Aim
Using the records that follow, copy every line containing the word "BOSCH".
## start
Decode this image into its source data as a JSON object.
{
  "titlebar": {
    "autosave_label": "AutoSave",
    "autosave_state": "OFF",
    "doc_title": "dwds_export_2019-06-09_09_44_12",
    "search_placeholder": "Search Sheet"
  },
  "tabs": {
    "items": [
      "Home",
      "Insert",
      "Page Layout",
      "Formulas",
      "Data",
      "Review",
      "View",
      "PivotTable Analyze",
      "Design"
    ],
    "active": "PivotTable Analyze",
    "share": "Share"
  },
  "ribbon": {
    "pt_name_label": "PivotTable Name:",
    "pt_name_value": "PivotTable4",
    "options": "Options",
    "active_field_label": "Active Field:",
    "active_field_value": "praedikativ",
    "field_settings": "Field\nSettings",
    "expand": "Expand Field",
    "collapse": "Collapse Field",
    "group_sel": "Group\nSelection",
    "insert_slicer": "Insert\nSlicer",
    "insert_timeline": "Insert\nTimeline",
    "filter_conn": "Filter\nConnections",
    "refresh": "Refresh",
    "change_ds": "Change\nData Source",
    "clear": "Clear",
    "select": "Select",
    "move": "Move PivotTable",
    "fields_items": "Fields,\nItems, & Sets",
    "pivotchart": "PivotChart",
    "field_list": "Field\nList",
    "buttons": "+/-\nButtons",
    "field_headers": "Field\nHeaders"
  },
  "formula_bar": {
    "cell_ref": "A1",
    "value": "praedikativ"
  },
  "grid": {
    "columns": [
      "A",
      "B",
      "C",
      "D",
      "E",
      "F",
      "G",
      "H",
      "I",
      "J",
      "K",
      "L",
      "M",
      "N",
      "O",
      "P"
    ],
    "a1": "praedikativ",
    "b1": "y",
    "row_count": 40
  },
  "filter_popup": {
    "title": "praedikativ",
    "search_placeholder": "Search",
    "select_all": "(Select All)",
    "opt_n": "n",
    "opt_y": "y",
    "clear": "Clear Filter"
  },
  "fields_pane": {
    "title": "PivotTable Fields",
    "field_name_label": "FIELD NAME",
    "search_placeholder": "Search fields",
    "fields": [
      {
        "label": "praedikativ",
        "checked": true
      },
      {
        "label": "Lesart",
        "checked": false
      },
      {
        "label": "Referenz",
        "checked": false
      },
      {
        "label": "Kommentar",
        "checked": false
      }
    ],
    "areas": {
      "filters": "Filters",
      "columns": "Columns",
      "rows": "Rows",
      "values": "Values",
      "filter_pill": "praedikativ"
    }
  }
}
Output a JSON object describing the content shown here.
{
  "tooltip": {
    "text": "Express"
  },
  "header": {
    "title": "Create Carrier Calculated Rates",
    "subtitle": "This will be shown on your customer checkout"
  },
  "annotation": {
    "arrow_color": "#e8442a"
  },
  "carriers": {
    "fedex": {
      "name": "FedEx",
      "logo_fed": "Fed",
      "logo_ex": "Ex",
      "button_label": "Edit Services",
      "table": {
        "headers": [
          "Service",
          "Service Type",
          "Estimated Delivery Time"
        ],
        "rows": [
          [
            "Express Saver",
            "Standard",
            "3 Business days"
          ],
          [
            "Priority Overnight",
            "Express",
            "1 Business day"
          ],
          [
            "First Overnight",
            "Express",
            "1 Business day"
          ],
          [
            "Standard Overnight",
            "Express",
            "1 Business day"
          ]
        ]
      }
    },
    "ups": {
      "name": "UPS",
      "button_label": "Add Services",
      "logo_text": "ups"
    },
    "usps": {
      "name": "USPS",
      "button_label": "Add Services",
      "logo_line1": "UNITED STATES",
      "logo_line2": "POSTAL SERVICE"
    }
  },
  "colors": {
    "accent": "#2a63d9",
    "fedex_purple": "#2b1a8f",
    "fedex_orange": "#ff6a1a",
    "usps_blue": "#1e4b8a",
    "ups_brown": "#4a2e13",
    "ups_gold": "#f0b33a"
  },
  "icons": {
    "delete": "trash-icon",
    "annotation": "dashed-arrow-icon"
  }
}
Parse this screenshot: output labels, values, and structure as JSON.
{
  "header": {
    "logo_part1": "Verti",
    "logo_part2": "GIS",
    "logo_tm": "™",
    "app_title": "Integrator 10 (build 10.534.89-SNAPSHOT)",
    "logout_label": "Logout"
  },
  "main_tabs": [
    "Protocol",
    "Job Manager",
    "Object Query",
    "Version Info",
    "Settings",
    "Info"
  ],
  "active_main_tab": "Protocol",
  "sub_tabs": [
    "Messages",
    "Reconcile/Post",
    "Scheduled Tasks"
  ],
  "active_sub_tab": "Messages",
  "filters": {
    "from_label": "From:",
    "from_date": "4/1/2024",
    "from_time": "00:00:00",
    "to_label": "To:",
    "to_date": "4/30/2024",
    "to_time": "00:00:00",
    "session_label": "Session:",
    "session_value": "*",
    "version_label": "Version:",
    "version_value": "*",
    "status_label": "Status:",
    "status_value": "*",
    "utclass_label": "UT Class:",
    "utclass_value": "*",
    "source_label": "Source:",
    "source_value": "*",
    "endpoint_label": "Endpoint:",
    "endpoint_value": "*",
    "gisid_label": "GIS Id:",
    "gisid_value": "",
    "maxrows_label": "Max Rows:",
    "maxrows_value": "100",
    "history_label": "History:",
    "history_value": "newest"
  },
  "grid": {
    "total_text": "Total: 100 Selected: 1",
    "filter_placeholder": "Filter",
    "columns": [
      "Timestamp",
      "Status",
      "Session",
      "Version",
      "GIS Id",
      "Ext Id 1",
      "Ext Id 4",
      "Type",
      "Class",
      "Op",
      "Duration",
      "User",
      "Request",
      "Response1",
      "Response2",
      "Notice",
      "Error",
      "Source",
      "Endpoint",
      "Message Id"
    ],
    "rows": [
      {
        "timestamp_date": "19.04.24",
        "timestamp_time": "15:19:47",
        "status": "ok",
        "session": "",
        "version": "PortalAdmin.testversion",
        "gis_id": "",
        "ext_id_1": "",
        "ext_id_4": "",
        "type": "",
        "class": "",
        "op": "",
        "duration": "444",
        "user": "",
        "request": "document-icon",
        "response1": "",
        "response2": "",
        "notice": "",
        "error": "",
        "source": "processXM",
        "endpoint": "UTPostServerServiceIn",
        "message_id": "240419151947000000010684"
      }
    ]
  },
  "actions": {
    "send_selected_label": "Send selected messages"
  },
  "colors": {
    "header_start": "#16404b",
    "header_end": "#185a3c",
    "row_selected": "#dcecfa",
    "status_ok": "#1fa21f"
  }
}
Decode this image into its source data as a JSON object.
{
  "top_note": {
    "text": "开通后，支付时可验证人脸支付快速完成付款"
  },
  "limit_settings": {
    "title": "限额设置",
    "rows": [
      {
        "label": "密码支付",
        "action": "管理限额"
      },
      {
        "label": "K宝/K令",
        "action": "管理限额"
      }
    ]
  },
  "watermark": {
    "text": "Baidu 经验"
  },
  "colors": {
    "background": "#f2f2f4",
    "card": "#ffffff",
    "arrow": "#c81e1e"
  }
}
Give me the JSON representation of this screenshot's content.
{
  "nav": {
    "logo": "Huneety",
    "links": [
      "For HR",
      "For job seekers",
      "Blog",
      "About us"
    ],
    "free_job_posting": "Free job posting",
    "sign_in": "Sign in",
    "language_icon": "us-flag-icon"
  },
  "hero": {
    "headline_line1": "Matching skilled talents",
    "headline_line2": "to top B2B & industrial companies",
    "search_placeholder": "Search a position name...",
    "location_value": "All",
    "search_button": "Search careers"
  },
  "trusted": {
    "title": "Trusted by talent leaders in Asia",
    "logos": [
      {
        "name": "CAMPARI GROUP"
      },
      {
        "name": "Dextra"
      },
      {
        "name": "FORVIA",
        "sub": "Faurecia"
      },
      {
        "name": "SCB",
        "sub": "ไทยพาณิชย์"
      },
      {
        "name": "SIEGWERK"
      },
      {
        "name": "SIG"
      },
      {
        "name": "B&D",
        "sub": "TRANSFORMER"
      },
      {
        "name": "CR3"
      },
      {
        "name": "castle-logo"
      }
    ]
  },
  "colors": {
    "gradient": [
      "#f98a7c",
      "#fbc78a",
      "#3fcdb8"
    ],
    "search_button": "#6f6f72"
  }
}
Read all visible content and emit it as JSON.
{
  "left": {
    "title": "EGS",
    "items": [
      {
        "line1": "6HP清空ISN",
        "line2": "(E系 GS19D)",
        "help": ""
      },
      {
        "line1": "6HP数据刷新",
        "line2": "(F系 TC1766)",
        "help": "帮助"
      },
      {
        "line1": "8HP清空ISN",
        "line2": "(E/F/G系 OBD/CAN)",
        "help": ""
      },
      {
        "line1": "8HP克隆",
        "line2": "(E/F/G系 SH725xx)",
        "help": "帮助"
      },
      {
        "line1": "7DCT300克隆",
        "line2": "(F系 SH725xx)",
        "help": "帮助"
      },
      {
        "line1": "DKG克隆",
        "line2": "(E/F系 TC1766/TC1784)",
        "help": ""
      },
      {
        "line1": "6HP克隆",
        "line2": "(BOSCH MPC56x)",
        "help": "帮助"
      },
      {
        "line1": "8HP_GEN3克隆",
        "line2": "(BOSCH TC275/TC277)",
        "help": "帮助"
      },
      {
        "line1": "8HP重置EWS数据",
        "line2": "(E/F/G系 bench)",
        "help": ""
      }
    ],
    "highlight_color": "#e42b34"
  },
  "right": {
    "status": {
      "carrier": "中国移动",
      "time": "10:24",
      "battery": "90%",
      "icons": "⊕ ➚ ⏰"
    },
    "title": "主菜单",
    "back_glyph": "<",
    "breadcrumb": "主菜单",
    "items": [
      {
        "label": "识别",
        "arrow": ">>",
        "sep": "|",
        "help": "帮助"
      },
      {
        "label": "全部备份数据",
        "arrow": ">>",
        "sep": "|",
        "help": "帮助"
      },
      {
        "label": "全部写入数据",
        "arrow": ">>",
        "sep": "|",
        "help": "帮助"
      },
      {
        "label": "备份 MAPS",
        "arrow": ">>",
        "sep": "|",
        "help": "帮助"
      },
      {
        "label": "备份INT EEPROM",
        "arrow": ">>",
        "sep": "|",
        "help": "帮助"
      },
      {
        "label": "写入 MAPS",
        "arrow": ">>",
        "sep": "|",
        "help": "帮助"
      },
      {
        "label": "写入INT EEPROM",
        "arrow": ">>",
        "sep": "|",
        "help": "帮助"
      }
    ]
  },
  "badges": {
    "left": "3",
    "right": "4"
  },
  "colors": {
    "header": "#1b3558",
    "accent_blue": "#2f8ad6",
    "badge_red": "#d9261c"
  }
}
## end
The answer
        "line2": "(BOSCH MPC56x)",
        "line2": "(BOSCH TC275/TC277)",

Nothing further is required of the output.